* _Provided records_
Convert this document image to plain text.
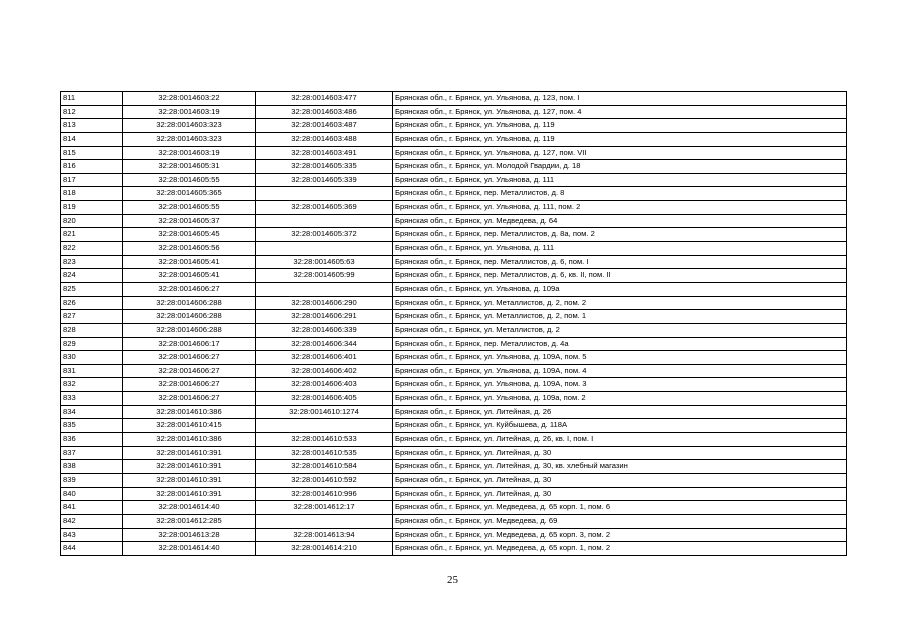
811	32:28:0014603:22	32:28:0014603:477	Брянская обл., г. Брянск, ул. Ульянова, д. 123, пом. I
812	32:28:0014603:19	32:28:0014603:486	Брянская обл., г. Брянск, ул. Ульянова, д. 127, пом. 4
813	32:28:0014603:323	32:28:0014603:487	Брянская обл., г. Брянск, ул. Ульянова, д. 119
814	32:28:0014603:323	32:28:0014603:488	Брянская обл., г. Брянск, ул. Ульянова, д. 119
815	32:28:0014603:19	32:28:0014603:491	Брянская обл., г. Брянск, ул. Ульянова, д. 127, пом. VII
816	32:28:0014605:31	32:28:0014605:335	Брянская обл., г. Брянск, ул. Молодой Гвардии, д. 18
817	32:28:0014605:55	32:28:0014605:339	Брянская обл., г. Брянск, ул. Ульянова, д. 111
818	32:28:0014605:365		Брянская обл., г. Брянск, пер. Металлистов, д. 8
819	32:28:0014605:55	32:28:0014605:369	Брянская обл., г. Брянск, ул. Ульянова, д. 111, пом. 2
820	32:28:0014605:37		Брянская обл., г. Брянск, ул. Медведева, д. 64
821	32:28:0014605:45	32:28:0014605:372	Брянская обл., г. Брянск, пер. Металлистов, д. 8а, пом. 2
822	32:28:0014605:56		Брянская обл., г. Брянск, ул. Ульянова, д. 111
823	32:28:0014605:41	32:28:0014605:63	Брянская обл., г. Брянск, пер. Металлистов, д. 6, пом. I
824	32:28:0014605:41	32:28:0014605:99	Брянская обл., г. Брянск, пер. Металлистов, д. 6, кв. II, пом. II
825	32:28:0014606:27		Брянская обл., г. Брянск, ул. Ульянова, д. 109а
826	32:28:0014606:288	32:28:0014606:290	Брянская обл., г. Брянск, ул. Металлистов, д. 2, пом. 2
827	32:28:0014606:288	32:28:0014606:291	Брянская обл., г. Брянск, ул. Металлистов, д. 2, пом. 1
828	32:28:0014606:288	32:28:0014606:339	Брянская обл., г. Брянск, ул. Металлистов, д. 2
829	32:28:0014606:17	32:28:0014606:344	Брянская обл., г. Брянск, пер. Металлистов, д. 4а
830	32:28:0014606:27	32:28:0014606:401	Брянская обл., г. Брянск, ул. Ульянова, д. 109А, пом. 5
831	32:28:0014606:27	32:28:0014606:402	Брянская обл., г. Брянск, ул. Ульянова, д. 109А, пом. 4
832	32:28:0014606:27	32:28:0014606:403	Брянская обл., г. Брянск, ул. Ульянова, д. 109А, пом. 3
833	32:28:0014606:27	32:28:0014606:405	Брянская обл., г. Брянск, ул. Ульянова, д. 109а, пом. 2
834	32:28:0014610:386	32:28:0014610:1274	Брянская обл., г. Брянск, ул. Литейная, д. 26
835	32:28:0014610:415		Брянская обл., г. Брянск, ул. Куйбышева, д. 118А
836	32:28:0014610:386	32:28:0014610:533	Брянская обл., г. Брянск, ул. Литейная, д. 26, кв. I, пом. I
837	32:28:0014610:391	32:28:0014610:535	Брянская обл., г. Брянск, ул. Литейная, д. 30
838	32:28:0014610:391	32:28:0014610:584	Брянская обл., г. Брянск, ул. Литейная, д. 30, кв. хлебный магазин
839	32:28:0014610:391	32:28:0014610:592	Брянская обл., г. Брянск, ул. Литейная, д. 30
840	32:28:0014610:391	32:28:0014610:996	Брянская обл., г. Брянск, ул. Литейная, д. 30
841	32:28:0014614:40	32:28:0014612:17	Брянская обл., г. Брянск, ул. Медведева, д. 65 корп. 1, пом. 6
842	32:28:0014612:285		Брянская обл., г. Брянск, ул. Медведева, д. 69
843	32:28:0014613:28	32:28:0014613:94	Брянская обл., г. Брянск, ул. Медведева, д. 65 корп. 3, пом. 2
844	32:28:0014614:40	32:28:0014614:210	Брянская обл., г. Брянск, ул. Медведева, д. 65 корп. 1, пом. 2
25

* _Stated task_
List the lines of the records where "корп" occurs.

* _The output_
841	32:28:0014614:40	32:28:0014612:17	Брянская обл., г. Брянск, ул. Медведева, д. 65 корп. 1, пом. 6
843	32:28:0014613:28	32:28:0014613:94	Брянская обл., г. Брянск, ул. Медведева, д. 65 корп. 3, пом. 2
844	32:28:0014614:40	32:28:0014614:210	Брянская обл., г. Брянск, ул. Медведева, д. 65 корп. 1, пом. 2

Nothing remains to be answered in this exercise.